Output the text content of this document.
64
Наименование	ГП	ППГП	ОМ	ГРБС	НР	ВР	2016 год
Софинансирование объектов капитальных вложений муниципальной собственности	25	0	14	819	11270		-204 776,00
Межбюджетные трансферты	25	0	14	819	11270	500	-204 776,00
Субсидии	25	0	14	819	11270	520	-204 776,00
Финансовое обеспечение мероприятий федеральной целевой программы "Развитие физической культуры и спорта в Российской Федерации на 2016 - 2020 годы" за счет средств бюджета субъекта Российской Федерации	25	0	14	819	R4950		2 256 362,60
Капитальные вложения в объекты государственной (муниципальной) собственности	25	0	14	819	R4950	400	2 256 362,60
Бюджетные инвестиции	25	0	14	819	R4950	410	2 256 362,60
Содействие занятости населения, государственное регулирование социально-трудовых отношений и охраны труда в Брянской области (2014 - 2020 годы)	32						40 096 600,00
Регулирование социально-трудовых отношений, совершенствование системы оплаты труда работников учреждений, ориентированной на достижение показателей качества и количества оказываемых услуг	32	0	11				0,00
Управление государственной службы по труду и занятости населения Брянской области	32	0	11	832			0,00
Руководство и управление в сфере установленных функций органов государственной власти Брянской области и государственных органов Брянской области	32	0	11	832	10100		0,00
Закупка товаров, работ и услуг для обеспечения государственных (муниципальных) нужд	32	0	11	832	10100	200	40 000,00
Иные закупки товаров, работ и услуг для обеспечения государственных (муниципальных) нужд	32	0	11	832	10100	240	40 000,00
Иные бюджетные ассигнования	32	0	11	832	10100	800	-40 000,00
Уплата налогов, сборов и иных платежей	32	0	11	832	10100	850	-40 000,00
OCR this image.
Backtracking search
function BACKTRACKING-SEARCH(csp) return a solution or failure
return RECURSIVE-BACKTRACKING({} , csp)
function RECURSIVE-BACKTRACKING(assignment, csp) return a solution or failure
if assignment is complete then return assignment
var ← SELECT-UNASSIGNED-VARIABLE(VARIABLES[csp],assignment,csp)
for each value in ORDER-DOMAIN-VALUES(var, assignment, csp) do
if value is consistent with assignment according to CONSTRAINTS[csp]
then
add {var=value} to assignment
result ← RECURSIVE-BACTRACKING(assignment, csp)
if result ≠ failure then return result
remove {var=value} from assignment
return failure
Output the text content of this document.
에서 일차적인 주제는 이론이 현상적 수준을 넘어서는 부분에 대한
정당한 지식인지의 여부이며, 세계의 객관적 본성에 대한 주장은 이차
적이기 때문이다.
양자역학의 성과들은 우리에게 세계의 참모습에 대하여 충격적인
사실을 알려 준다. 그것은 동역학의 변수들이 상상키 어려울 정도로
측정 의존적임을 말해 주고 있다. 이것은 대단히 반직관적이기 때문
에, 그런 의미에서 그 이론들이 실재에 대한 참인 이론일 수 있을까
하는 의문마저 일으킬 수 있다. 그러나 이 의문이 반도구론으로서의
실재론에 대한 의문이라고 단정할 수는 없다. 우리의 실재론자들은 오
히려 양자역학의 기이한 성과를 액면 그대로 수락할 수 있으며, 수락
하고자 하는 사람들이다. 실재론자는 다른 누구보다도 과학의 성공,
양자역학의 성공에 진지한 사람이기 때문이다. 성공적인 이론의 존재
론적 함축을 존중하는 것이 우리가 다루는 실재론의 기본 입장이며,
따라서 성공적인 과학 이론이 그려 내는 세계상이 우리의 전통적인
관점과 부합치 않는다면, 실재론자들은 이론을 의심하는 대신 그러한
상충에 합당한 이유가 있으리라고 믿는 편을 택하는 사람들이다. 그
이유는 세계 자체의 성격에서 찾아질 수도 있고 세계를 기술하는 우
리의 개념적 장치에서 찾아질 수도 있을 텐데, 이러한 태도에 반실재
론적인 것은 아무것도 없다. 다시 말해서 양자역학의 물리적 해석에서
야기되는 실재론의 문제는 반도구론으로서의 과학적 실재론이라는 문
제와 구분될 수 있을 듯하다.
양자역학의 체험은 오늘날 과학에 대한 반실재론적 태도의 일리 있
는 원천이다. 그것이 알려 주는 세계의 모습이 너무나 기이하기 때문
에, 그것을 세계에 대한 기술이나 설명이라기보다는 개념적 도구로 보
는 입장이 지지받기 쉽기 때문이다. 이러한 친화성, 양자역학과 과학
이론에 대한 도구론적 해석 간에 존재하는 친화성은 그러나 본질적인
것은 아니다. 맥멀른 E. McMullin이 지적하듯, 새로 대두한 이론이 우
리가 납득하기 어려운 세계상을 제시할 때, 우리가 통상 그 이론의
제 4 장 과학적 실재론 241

### The problem
Determine the number of lines in the entries above where the string "then" appears. Answer with the number alone.

### Task result
3